→ **What you should do**: Check every line below for the word "instance" and show those that hold it.

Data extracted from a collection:

**********

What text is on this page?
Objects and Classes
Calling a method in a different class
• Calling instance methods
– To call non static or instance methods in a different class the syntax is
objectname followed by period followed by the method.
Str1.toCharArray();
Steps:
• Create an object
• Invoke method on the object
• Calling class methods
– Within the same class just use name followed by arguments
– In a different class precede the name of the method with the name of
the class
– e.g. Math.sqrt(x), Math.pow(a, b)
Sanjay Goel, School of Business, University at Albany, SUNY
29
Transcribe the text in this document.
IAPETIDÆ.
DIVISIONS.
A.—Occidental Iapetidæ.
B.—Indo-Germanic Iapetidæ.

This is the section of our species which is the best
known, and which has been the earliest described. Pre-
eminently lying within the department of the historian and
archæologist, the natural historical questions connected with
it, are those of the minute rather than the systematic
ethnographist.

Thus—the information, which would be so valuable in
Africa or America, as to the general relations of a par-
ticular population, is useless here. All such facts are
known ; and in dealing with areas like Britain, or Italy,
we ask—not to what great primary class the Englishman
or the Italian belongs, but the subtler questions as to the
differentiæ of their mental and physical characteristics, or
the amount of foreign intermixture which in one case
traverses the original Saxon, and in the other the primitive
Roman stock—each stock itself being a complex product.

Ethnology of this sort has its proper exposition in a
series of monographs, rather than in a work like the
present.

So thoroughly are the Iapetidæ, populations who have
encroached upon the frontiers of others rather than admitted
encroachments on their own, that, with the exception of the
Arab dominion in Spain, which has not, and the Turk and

**********

→ **Correct response**:
• Calling instance methods
– To call non static or instance methods in a different class the syntax is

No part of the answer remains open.